* BEGIN Dataset entries *

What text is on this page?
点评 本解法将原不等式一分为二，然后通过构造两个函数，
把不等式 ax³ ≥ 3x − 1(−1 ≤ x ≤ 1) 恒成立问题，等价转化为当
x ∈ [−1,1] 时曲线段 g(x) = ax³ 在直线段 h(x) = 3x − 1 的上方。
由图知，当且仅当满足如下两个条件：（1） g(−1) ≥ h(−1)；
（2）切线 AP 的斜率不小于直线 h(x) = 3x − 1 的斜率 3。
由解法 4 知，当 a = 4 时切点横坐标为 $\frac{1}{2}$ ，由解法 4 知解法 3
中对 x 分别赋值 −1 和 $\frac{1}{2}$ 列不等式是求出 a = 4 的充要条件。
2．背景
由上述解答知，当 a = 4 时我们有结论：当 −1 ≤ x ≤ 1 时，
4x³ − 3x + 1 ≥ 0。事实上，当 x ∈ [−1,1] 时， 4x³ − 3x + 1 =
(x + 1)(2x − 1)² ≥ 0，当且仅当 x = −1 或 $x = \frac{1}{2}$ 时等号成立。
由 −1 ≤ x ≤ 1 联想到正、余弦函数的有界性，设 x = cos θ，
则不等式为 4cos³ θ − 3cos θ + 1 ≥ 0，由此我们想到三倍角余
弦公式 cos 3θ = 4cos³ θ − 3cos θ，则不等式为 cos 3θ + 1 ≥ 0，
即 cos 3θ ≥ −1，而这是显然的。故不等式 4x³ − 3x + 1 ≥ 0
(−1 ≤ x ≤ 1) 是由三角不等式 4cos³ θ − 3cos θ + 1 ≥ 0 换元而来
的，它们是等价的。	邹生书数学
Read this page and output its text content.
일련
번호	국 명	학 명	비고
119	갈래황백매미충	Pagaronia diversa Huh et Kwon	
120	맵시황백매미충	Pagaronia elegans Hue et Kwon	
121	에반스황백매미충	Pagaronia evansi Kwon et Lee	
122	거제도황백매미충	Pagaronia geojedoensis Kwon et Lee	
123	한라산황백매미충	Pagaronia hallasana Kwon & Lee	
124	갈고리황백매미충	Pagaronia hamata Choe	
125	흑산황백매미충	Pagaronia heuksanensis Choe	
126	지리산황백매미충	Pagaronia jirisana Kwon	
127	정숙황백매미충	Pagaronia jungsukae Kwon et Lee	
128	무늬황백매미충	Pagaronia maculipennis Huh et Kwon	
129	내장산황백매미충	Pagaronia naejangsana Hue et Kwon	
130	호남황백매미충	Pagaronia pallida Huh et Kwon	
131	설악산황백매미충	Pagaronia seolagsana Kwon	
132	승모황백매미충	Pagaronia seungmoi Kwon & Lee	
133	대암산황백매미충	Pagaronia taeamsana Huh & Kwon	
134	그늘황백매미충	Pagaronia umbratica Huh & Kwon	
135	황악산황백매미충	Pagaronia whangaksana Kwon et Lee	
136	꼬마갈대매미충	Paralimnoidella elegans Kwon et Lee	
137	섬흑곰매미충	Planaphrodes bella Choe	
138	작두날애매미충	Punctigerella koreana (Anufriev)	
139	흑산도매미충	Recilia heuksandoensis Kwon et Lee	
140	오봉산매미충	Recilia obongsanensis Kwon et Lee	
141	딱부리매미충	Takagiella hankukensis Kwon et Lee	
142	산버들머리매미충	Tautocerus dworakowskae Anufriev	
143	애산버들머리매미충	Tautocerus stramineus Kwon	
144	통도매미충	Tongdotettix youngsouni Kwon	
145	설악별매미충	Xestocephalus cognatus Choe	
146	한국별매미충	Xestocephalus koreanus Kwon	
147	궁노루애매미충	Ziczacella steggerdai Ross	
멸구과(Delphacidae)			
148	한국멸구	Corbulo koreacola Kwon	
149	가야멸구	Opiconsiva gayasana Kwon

* END Dataset entries *

* [The problem] Reproduce the full set of records precisely.

* [Solved exercise]
What text is on this page?
点评 本解法将原不等式一分为二，然后通过构造两个函数，
把不等式 ax³ ≥ 3x − 1(−1 ≤ x ≤ 1) 恒成立问题，等价转化为当
x ∈ [−1,1] 时曲线段 g(x) = ax³ 在直线段 h(x) = 3x − 1 的上方。
由图知，当且仅当满足如下两个条件：（1） g(−1) ≥ h(−1)；
（2）切线 AP 的斜率不小于直线 h(x) = 3x − 1 的斜率 3。
由解法 4 知，当 a = 4 时切点横坐标为 $\frac{1}{2}$ ，由解法 4 知解法 3
中对 x 分别赋值 −1 和 $\frac{1}{2}$ 列不等式是求出 a = 4 的充要条件。
2．背景
由上述解答知，当 a = 4 时我们有结论：当 −1 ≤ x ≤ 1 时，
4x³ − 3x + 1 ≥ 0。事实上，当 x ∈ [−1,1] 时， 4x³ − 3x + 1 =
(x + 1)(2x − 1)² ≥ 0，当且仅当 x = −1 或 $x = \frac{1}{2}$ 时等号成立。
由 −1 ≤ x ≤ 1 联想到正、余弦函数的有界性，设 x = cos θ，
则不等式为 4cos³ θ − 3cos θ + 1 ≥ 0，由此我们想到三倍角余
弦公式 cos 3θ = 4cos³ θ − 3cos θ，则不等式为 cos 3θ + 1 ≥ 0，
即 cos 3θ ≥ −1，而这是显然的。故不等式 4x³ − 3x + 1 ≥ 0
(−1 ≤ x ≤ 1) 是由三角不等式 4cos³ θ − 3cos θ + 1 ≥ 0 换元而来
的，它们是等价的。	邹生书数学
Read this page and output its text content.
일련
번호	국 명	학 명	비고
119	갈래황백매미충	Pagaronia diversa Huh et Kwon	
120	맵시황백매미충	Pagaronia elegans Hue et Kwon	
121	에반스황백매미충	Pagaronia evansi Kwon et Lee	
122	거제도황백매미충	Pagaronia geojedoensis Kwon et Lee	
123	한라산황백매미충	Pagaronia hallasana Kwon & Lee	
124	갈고리황백매미충	Pagaronia hamata Choe	
125	흑산황백매미충	Pagaronia heuksanensis Choe	
126	지리산황백매미충	Pagaronia jirisana Kwon	
127	정숙황백매미충	Pagaronia jungsukae Kwon et Lee	
128	무늬황백매미충	Pagaronia maculipennis Huh et Kwon	
129	내장산황백매미충	Pagaronia naejangsana Hue et Kwon	
130	호남황백매미충	Pagaronia pallida Huh et Kwon	
131	설악산황백매미충	Pagaronia seolagsana Kwon	
132	승모황백매미충	Pagaronia seungmoi Kwon & Lee	
133	대암산황백매미충	Pagaronia taeamsana Huh & Kwon	
134	그늘황백매미충	Pagaronia umbratica Huh & Kwon	
135	황악산황백매미충	Pagaronia whangaksana Kwon et Lee	
136	꼬마갈대매미충	Paralimnoidella elegans Kwon et Lee	
137	섬흑곰매미충	Planaphrodes bella Choe	
138	작두날애매미충	Punctigerella koreana (Anufriev)	
139	흑산도매미충	Recilia heuksandoensis Kwon et Lee	
140	오봉산매미충	Recilia obongsanensis Kwon et Lee	
141	딱부리매미충	Takagiella hankukensis Kwon et Lee	
142	산버들머리매미충	Tautocerus dworakowskae Anufriev	
143	애산버들머리매미충	Tautocerus stramineus Kwon	
144	통도매미충	Tongdotettix youngsouni Kwon	
145	설악별매미충	Xestocephalus cognatus Choe	
146	한국별매미충	Xestocephalus koreanus Kwon	
147	궁노루애매미충	Ziczacella steggerdai Ross	
멸구과(Delphacidae)			
148	한국멸구	Corbulo koreacola Kwon	
149	가야멸구	Opiconsiva gayasana Kwon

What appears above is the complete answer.